-------- Dataset --------
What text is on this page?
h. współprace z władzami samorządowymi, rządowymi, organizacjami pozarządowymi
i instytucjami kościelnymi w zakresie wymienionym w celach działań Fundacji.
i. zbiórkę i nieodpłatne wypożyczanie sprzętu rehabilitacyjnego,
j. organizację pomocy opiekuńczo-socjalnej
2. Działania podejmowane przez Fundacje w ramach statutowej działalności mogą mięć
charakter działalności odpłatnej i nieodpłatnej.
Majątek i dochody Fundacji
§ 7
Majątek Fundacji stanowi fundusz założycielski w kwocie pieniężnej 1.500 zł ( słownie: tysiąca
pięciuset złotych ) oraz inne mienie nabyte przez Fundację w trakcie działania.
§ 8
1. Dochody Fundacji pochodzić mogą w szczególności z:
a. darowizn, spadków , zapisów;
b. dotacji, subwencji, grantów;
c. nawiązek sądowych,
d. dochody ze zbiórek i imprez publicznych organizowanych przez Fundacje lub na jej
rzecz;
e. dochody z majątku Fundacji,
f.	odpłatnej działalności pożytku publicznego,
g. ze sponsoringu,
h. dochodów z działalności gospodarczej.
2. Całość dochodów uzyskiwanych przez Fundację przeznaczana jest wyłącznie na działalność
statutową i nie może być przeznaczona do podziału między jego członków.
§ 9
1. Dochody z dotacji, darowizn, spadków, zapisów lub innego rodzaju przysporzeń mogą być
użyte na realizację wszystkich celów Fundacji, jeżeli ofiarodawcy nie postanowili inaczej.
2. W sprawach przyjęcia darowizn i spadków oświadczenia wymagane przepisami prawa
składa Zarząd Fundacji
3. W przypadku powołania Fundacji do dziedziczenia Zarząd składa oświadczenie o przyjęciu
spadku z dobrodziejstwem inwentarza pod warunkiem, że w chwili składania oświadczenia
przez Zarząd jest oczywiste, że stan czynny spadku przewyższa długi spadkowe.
--------
◆ Requirements
Display every line of the listing that contains the string "działalności".

◆ Completed task
2. Działania podejmowane przez Fundacje w ramach statutowej działalności mogą mięć
charakter działalności odpłatnej i nieodpłatnej.
f.	odpłatnej działalności pożytku publicznego,
h. dochodów z działalności gospodarczej.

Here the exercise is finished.